** Start **

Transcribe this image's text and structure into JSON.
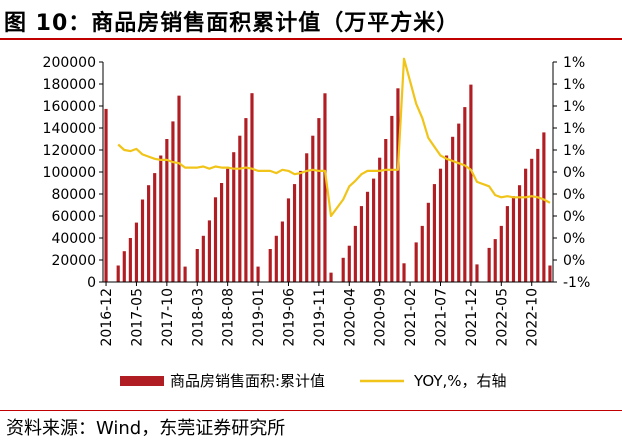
{
  "title": "图 10：商品房销售面积累计值（万平方米）",
  "source": "资料来源：Wind，东莞证券研究所",
  "colors": {
    "bars": "#b01d23",
    "line": "#f0c419",
    "rule": "#c00000"
  },
  "chart_data": {
    "type": "bar+line",
    "left_axis": {
      "min": 0,
      "max": 200000,
      "ticks": [
        "0",
        "20000",
        "40000",
        "60000",
        "80000",
        "100000",
        "120000",
        "140000",
        "160000",
        "180000",
        "200000"
      ]
    },
    "right_axis": {
      "min": -1,
      "max": 1,
      "ticks": [
        "-1%",
        "0%",
        "0%",
        "0%",
        "0%",
        "0%",
        "1%",
        "1%",
        "1%",
        "1%",
        "1%"
      ]
    },
    "x_tick_labels": [
      "2016-12",
      "2017-05",
      "2017-10",
      "2018-03",
      "2018-08",
      "2019-01",
      "2019-06",
      "2019-11",
      "2020-04",
      "2020-09",
      "2021-02",
      "2021-07",
      "2021-12",
      "2022-05",
      "2022-10"
    ],
    "legend": [
      "商品房销售面积:累计值",
      "YOY,%，右轴"
    ],
    "series": [
      {
        "name": "商品房销售面积:累计值",
        "type": "bar",
        "axis": "left",
        "values": [
          157349,
          null,
          15000,
          28000,
          40000,
          54000,
          75000,
          88000,
          99000,
          115000,
          130000,
          146000,
          169408,
          14000,
          null,
          30000,
          42000,
          56000,
          77000,
          90000,
          103000,
          118000,
          133000,
          149000,
          171654,
          14000,
          null,
          30000,
          42000,
          55000,
          76000,
          89000,
          101000,
          117000,
          133000,
          149000,
          171558,
          8500,
          null,
          22000,
          33000,
          51000,
          69000,
          82000,
          94000,
          113000,
          130000,
          151000,
          176086,
          17000,
          null,
          36000,
          51000,
          72000,
          89000,
          103000,
          115000,
          132000,
          144000,
          159000,
          179433,
          16000,
          null,
          31000,
          39000,
          51000,
          69000,
          78000,
          88000,
          103000,
          112000,
          121000,
          136000,
          15000
        ]
      },
      {
        "name": "YOY,%，右轴",
        "type": "line",
        "axis": "right",
        "values": [
          null,
          null,
          0.25,
          0.2,
          0.19,
          0.21,
          0.16,
          0.14,
          0.12,
          0.11,
          0.11,
          0.09,
          0.08,
          0.04,
          null,
          0.04,
          0.05,
          0.03,
          0.05,
          0.04,
          0.04,
          0.03,
          0.03,
          0.04,
          0.03,
          0.01,
          null,
          0.01,
          -0.01,
          0.02,
          0.01,
          -0.02,
          -0.01,
          0.01,
          0.02,
          0.01,
          0.01,
          -0.4,
          null,
          -0.25,
          -0.13,
          -0.08,
          -0.02,
          0.01,
          0.01,
          0.01,
          0.02,
          0.02,
          0.02,
          1.03,
          null,
          0.62,
          0.49,
          0.31,
          0.23,
          0.15,
          0.12,
          0.1,
          0.08,
          0.06,
          0.02,
          -0.09,
          null,
          -0.13,
          -0.21,
          -0.23,
          -0.22,
          -0.23,
          -0.23,
          -0.23,
          -0.22,
          -0.23,
          -0.25,
          -0.28
        ]
      }
    ]
  }
}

** End **

Repeat the data exactly, dropping every picture it holds.

ANSWER TO THIS EXERCISE
Transcribe this image's text and structure into JSON.
{
  "title": "图 10：商品房销售面积累计值（万平方米）",
  "source": "资料来源：Wind，东莞证券研究所",
  "colors": {
    "bars": "#b01d23",
    "line": "#f0c419",
    "rule": "#c00000"
  },
  "chart_data": {
    "type": "bar+line",
    "left_axis": {
      "min": 0,
      "max": 200000,
      "ticks": [
        "0",
        "20000",
        "40000",
        "60000",
        "80000",
        "100000",
        "120000",
        "140000",
        "160000",
        "180000",
        "200000"
      ]
    },
    "right_axis": {
      "min": -1,
      "max": 1,
      "ticks": [
        "-1%",
        "0%",
        "0%",
        "0%",
        "0%",
        "0%",
        "1%",
        "1%",
        "1%",
        "1%",
        "1%"
      ]
    },
    "x_tick_labels": [
      "2016-12",
      "2017-05",
      "2017-10",
      "2018-03",
      "2018-08",
      "2019-01",
      "2019-06",
      "2019-11",
      "2020-04",
      "2020-09",
      "2021-02",
      "2021-07",
      "2021-12",
      "2022-05",
      "2022-10"
    ],
    "legend": [
      "商品房销售面积:累计值",
      "YOY,%，右轴"
    ],
    "series": [
      {
        "name": "商品房销售面积:累计值",
        "type": "bar",
        "axis": "left",
        "values": [
          157349,
          null,
          15000,
          28000,
          40000,
          54000,
          75000,
          88000,
          99000,
          115000,
          130000,
          146000,
          169408,
          14000,
          null,
          30000,
          42000,
          56000,
          77000,
          90000,
          103000,
          118000,
          133000,
          149000,
          171654,
          14000,
          null,
          30000,
          42000,
          55000,
          76000,
          89000,
          101000,
          117000,
          133000,
          149000,
          171558,
          8500,
          null,
          22000,
          33000,
          51000,
          69000,
          82000,
          94000,
          113000,
          130000,
          151000,
          176086,
          17000,
          null,
          36000,
          51000,
          72000,
          89000,
          103000,
          115000,
          132000,
          144000,
          159000,
          179433,
          16000,
          null,
          31000,
          39000,
          51000,
          69000,
          78000,
          88000,
          103000,
          112000,
          121000,
          136000,
          15000
        ]
      },
      {
        "name": "YOY,%，右轴",
        "type": "line",
        "axis": "right",
        "values": [
          null,
          null,
          0.25,
          0.2,
          0.19,
          0.21,
          0.16,
          0.14,
          0.12,
          0.11,
          0.11,
          0.09,
          0.08,
          0.04,
          null,
          0.04,
          0.05,
          0.03,
          0.05,
          0.04,
          0.04,
          0.03,
          0.03,
          0.04,
          0.03,
          0.01,
          null,
          0.01,
          -0.01,
          0.02,
          0.01,
          -0.02,
          -0.01,
          0.01,
          0.02,
          0.01,
          0.01,
          -0.4,
          null,
          -0.25,
          -0.13,
          -0.08,
          -0.02,
          0.01,
          0.01,
          0.01,
          0.02,
          0.02,
          0.02,
          1.03,
          null,
          0.62,
          0.49,
          0.31,
          0.23,
          0.15,
          0.12,
          0.1,
          0.08,
          0.06,
          0.02,
          -0.09,
          null,
          -0.13,
          -0.21,
          -0.23,
          -0.22,
          -0.23,
          -0.23,
          -0.23,
          -0.22,
          -0.23,
          -0.25,
          -0.28
        ]
      }
    ]
  }
}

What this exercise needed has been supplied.